===== Supplied material =====
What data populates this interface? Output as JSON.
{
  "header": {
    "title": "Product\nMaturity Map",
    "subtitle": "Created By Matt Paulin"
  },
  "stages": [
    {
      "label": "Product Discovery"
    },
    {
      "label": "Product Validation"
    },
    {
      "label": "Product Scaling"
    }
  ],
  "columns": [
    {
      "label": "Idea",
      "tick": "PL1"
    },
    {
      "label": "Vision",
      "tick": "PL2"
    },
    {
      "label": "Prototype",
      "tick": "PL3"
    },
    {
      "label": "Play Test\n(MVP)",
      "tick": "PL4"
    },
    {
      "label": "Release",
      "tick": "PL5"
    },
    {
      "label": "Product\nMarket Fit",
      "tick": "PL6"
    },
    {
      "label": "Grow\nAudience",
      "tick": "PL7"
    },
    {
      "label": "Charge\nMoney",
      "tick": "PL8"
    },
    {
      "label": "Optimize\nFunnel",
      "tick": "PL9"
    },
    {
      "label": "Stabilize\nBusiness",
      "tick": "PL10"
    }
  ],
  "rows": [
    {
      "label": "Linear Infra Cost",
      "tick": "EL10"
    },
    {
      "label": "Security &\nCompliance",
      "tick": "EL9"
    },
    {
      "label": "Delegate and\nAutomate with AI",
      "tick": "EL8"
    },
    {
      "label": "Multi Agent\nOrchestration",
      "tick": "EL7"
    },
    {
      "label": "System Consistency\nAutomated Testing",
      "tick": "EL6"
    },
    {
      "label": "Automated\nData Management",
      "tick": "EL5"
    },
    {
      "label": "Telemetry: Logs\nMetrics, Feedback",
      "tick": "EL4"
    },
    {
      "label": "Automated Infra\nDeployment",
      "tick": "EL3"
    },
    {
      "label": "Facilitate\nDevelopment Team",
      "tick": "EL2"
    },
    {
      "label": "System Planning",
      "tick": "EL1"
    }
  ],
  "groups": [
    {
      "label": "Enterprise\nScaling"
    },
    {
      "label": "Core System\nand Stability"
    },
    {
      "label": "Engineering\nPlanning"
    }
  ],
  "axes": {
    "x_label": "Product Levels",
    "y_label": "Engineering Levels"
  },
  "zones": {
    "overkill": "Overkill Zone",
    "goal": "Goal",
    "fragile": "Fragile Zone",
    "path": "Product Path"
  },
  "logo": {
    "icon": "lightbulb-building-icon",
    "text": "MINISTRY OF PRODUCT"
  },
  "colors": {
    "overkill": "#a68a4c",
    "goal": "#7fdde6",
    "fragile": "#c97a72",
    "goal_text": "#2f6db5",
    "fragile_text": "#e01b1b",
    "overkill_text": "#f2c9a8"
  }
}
=====
===== Supplied material =====
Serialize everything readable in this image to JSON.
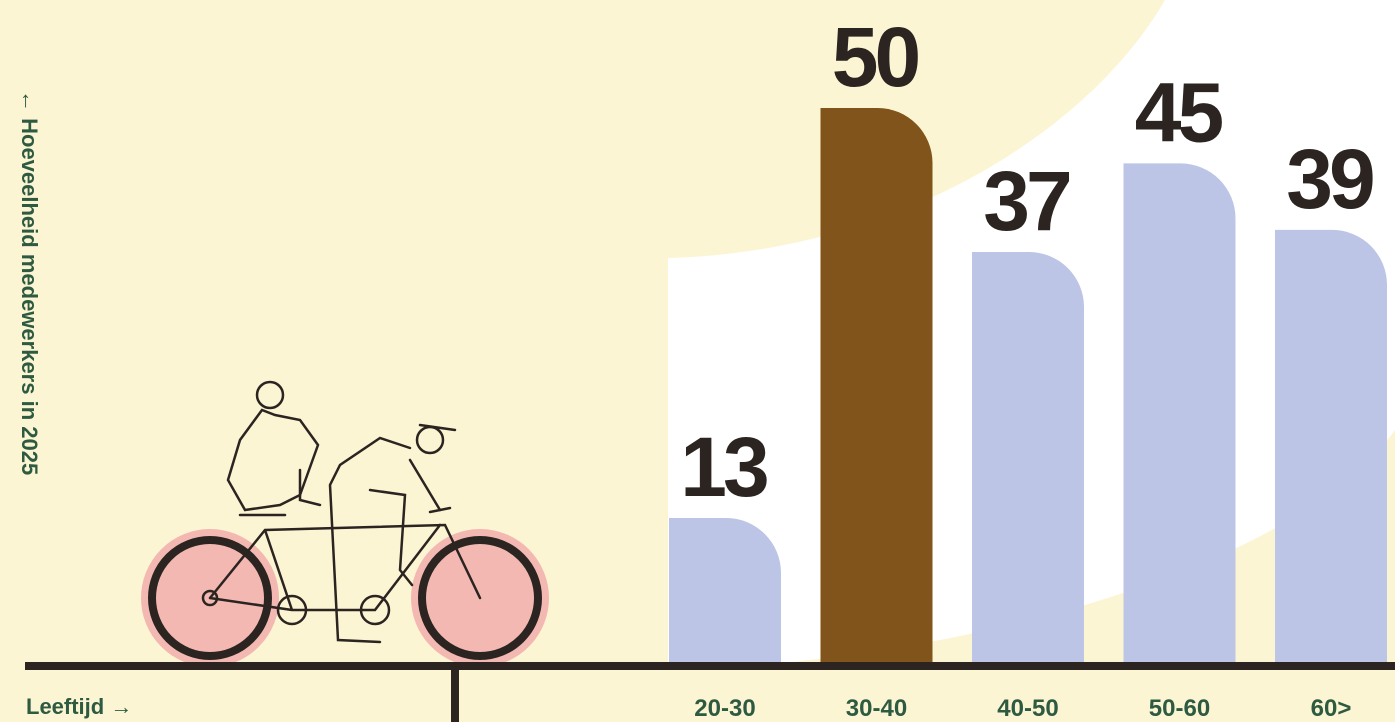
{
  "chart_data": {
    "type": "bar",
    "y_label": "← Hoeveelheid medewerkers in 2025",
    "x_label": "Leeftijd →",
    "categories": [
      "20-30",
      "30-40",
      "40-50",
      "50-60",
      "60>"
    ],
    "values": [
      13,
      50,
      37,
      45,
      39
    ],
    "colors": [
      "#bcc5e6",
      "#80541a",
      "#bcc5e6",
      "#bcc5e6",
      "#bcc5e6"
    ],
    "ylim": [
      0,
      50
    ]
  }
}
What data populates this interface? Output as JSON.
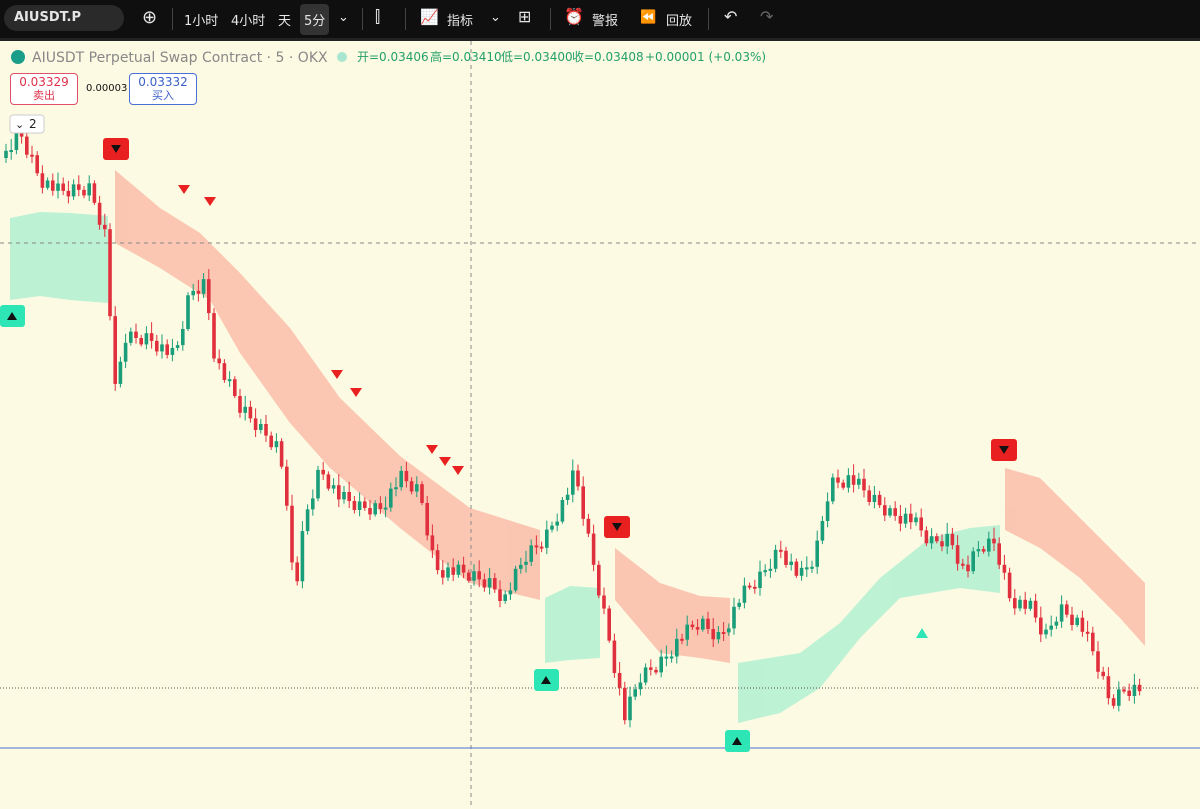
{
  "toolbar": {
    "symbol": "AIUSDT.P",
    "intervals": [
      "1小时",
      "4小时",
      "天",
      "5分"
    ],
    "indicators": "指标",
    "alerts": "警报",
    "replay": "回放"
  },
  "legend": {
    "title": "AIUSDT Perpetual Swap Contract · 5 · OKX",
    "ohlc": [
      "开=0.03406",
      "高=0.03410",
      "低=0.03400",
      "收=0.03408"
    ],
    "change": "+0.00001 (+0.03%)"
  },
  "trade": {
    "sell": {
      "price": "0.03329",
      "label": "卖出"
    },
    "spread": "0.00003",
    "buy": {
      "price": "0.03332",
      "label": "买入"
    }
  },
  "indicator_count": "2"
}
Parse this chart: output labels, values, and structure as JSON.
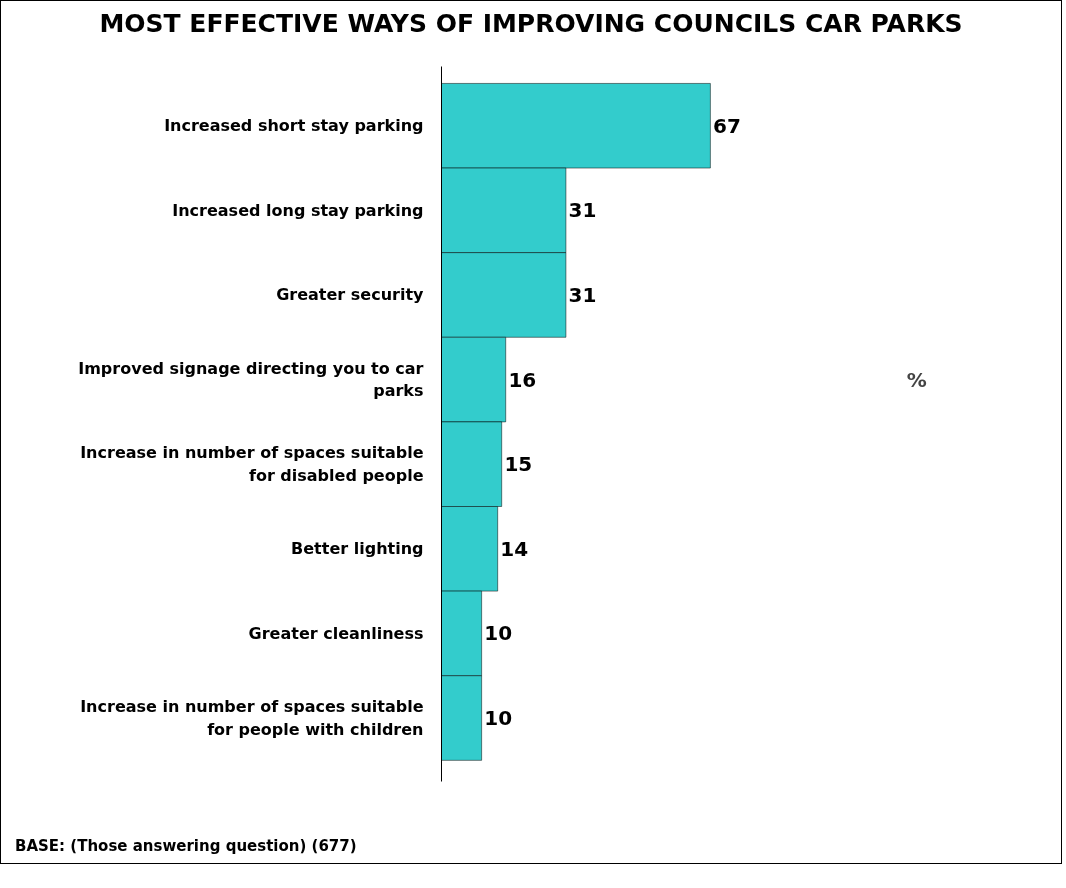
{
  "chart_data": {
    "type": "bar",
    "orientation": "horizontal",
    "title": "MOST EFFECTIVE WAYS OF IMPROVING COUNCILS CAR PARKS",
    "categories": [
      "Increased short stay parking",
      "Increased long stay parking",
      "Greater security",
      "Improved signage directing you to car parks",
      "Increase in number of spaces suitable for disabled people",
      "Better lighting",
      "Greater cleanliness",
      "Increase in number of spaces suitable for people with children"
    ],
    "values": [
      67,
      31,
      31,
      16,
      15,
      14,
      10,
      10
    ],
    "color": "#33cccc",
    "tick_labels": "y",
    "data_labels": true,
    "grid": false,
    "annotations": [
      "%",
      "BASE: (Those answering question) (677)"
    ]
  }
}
=====
Exercise aim ▸
Gather each line in the entries above where the string "JSON" is found.

Answer for the task ▸
What data populates this interface? Output as JSON.
Serialize everything readable in this image to JSON.
What data populates this interface? Output as JSON.
Parse this chart: output labels, values, and structure as JSON.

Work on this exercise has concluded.